• _Work instructions_: Comb the records below for the string "then" and copy each line where it turns up.
######
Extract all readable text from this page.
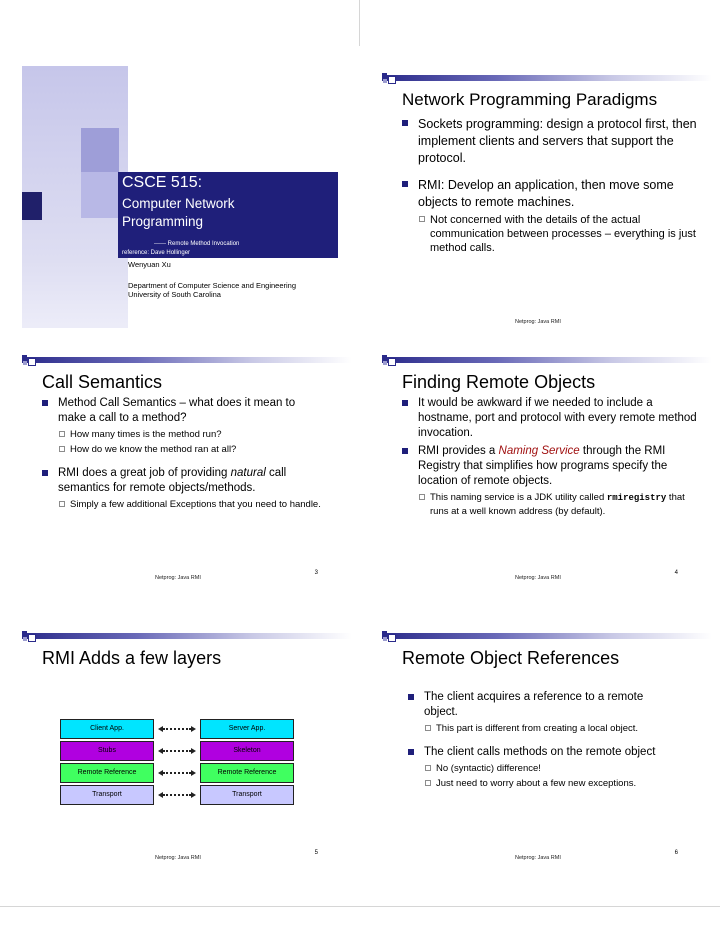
CSCE 515:
Computer Network
Programming
------ Remote Method Invocation
reference: Dave Hollinger
Wenyuan Xu
Department of Computer Science and Engineering
University of South Carolina
Network Programming Paradigms
Sockets programming: design a protocol first, then implement clients and servers that support the protocol.
RMI: Develop an application, then move some objects to remote machines.
Not concerned with the details of the actual communication between processes – everything is just method calls.
Netprog: Java RMI
Call Semantics
Method Call Semantics – what does it mean to make a call to a method?
How many times is the method run?
How do we know the method ran at all?
RMI does a great job of providing natural call semantics for remote objects/methods.
Simply a few additional Exceptions that you need to handle.
3
Netprog: Java RMI
Finding Remote Objects
It would be awkward if we needed to include a hostname, port and protocol with every remote method invocation.
RMI provides a Naming Service through the RMI Registry that simplifies how programs specify the location of remote objects.
This naming service is a JDK utility called rmiregistry that runs at a well known address (by default).
4
Netprog: Java RMI
RMI Adds a few layers
Client App.	Server App.
Stubs	Skeleton
Remote Reference	Remote Reference
Transport	Transport
5
Netprog: Java RMI
Remote Object References
The client acquires a reference to a remote object.
This part is different from creating a local object.
The client calls methods on the remote object
No (syntactic) difference!
Just need to worry about a few new exceptions.
6
Netprog: Java RMI
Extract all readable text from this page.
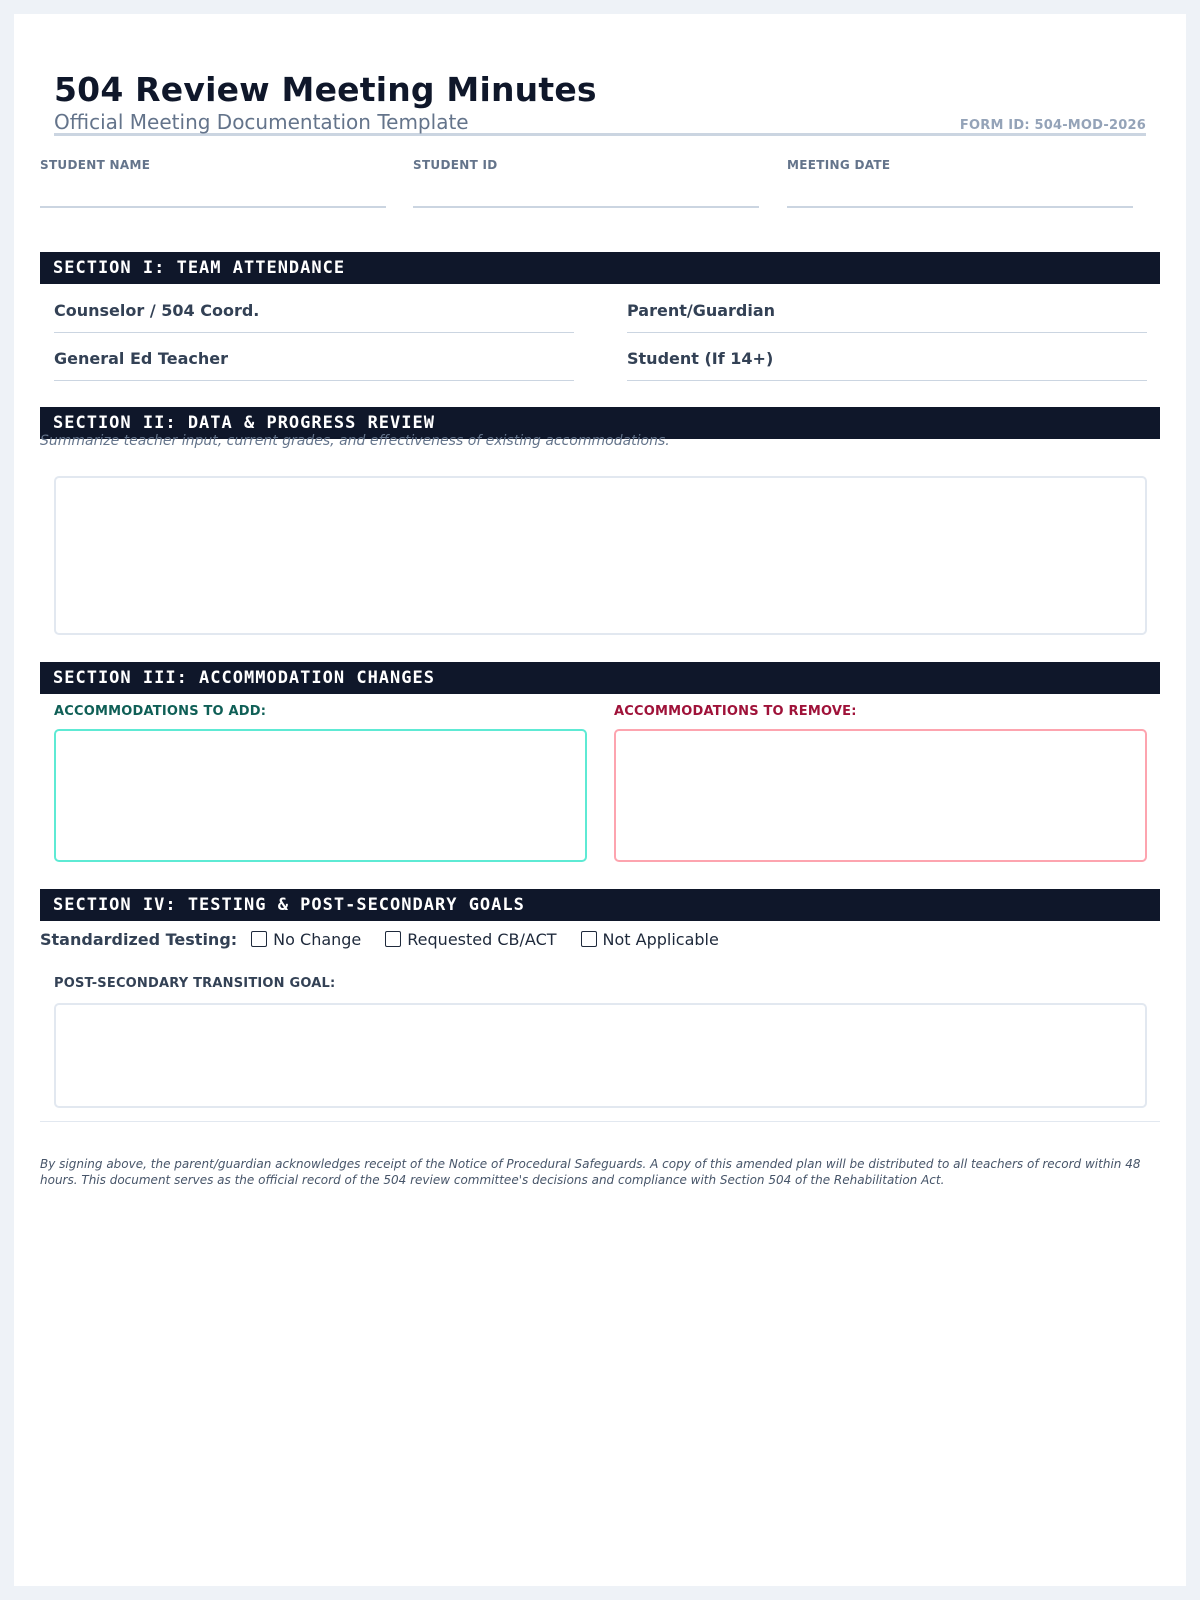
504 Review Meeting Minutes
Official Meeting Documentation Template	FORM ID: 504-MOD-2026
STUDENT NAME	STUDENT ID	MEETING DATE
SECTION I: TEAM ATTENDANCE
Counselor / 504 Coord.	Parent/Guardian
General Ed Teacher	Student (If 14+)
SECTION II: DATA & PROGRESS REVIEW
Summarize teacher input, current grades, and effectiveness of existing accommodations.
SECTION III: ACCOMMODATION CHANGES
ACCOMMODATIONS TO ADD:	ACCOMMODATIONS TO REMOVE:
SECTION IV: TESTING & POST-SECONDARY GOALS
Standardized Testing: No Change	Requested CB/ACT	Not Applicable
POST-SECONDARY TRANSITION GOAL:
By signing above, the parent/guardian acknowledges receipt of the Notice of Procedural Safeguards. A copy of this amended plan will be distributed to all teachers of record within 48 hours. This document serves as the official record of the 504 review committee's decisions and compliance with Section 504 of the Rehabilitation Act.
######
• _Correct response_:
Sockets programming: design a protocol first, then implement clients and servers that support the protocol.
RMI: Develop an application, then move some objects to remote machines.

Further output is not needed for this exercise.